Exercise
Leave out the pictures and repeat everything else in the records exactly.

Stored items
────────────────
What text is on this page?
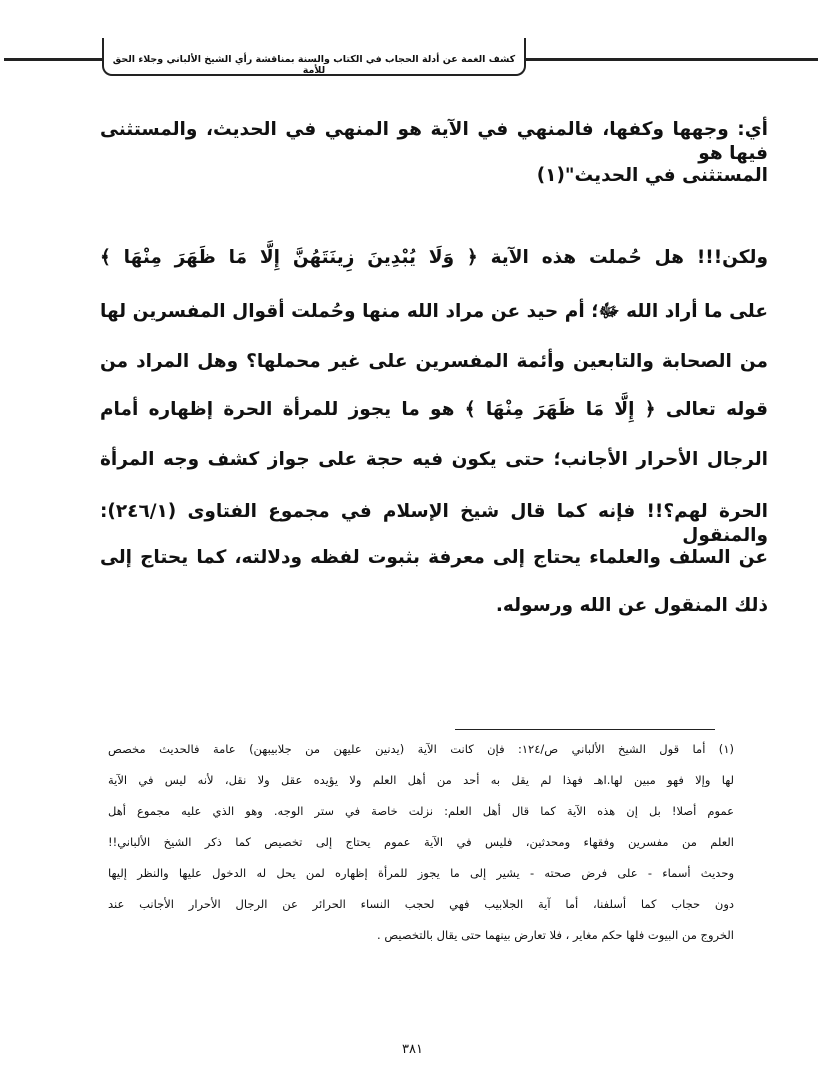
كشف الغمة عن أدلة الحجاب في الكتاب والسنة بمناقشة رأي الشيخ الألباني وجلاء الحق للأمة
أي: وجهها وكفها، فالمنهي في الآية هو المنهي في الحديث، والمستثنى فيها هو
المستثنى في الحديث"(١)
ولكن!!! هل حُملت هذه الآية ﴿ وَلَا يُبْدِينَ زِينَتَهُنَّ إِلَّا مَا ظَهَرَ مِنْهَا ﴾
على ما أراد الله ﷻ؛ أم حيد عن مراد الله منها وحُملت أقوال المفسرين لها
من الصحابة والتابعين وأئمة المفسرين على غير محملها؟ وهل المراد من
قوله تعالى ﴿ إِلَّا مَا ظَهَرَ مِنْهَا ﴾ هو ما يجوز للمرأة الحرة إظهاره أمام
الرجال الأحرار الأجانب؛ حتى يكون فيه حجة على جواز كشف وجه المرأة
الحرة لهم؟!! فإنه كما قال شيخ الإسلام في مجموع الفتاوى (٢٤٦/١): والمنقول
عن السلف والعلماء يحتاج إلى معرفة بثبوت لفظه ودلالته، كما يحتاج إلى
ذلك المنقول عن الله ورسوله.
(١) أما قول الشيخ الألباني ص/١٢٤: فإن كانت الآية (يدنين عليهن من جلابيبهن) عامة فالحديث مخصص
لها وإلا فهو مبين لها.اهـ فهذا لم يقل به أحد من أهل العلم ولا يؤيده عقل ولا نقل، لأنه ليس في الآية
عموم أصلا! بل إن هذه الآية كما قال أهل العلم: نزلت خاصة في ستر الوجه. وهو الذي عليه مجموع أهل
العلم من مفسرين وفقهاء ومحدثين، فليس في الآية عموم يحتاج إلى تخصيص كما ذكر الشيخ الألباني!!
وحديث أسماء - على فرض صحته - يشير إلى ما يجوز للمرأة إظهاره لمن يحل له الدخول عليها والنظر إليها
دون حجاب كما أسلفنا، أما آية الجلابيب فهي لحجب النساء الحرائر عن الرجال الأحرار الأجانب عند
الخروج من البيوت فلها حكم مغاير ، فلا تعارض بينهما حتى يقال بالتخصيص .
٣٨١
────────────────
Expected answer
What text is on this page?
كشف الغمة عن أدلة الحجاب في الكتاب والسنة بمناقشة رأي الشيخ الألباني وجلاء الحق للأمة
أي: وجهها وكفها، فالمنهي في الآية هو المنهي في الحديث، والمستثنى فيها هو
المستثنى في الحديث"(١)
ولكن!!! هل حُملت هذه الآية ﴿ وَلَا يُبْدِينَ زِينَتَهُنَّ إِلَّا مَا ظَهَرَ مِنْهَا ﴾
على ما أراد الله ﷻ؛ أم حيد عن مراد الله منها وحُملت أقوال المفسرين لها
من الصحابة والتابعين وأئمة المفسرين على غير محملها؟ وهل المراد من
قوله تعالى ﴿ إِلَّا مَا ظَهَرَ مِنْهَا ﴾ هو ما يجوز للمرأة الحرة إظهاره أمام
الرجال الأحرار الأجانب؛ حتى يكون فيه حجة على جواز كشف وجه المرأة
الحرة لهم؟!! فإنه كما قال شيخ الإسلام في مجموع الفتاوى (٢٤٦/١): والمنقول
عن السلف والعلماء يحتاج إلى معرفة بثبوت لفظه ودلالته، كما يحتاج إلى
ذلك المنقول عن الله ورسوله.
(١) أما قول الشيخ الألباني ص/١٢٤: فإن كانت الآية (يدنين عليهن من جلابيبهن) عامة فالحديث مخصص
لها وإلا فهو مبين لها.اهـ فهذا لم يقل به أحد من أهل العلم ولا يؤيده عقل ولا نقل، لأنه ليس في الآية
عموم أصلا! بل إن هذه الآية كما قال أهل العلم: نزلت خاصة في ستر الوجه. وهو الذي عليه مجموع أهل
العلم من مفسرين وفقهاء ومحدثين، فليس في الآية عموم يحتاج إلى تخصيص كما ذكر الشيخ الألباني!!
وحديث أسماء - على فرض صحته - يشير إلى ما يجوز للمرأة إظهاره لمن يحل له الدخول عليها والنظر إليها
دون حجاب كما أسلفنا، أما آية الجلابيب فهي لحجب النساء الحرائر عن الرجال الأحرار الأجانب عند
الخروج من البيوت فلها حكم مغاير ، فلا تعارض بينهما حتى يقال بالتخصيص .
٣٨١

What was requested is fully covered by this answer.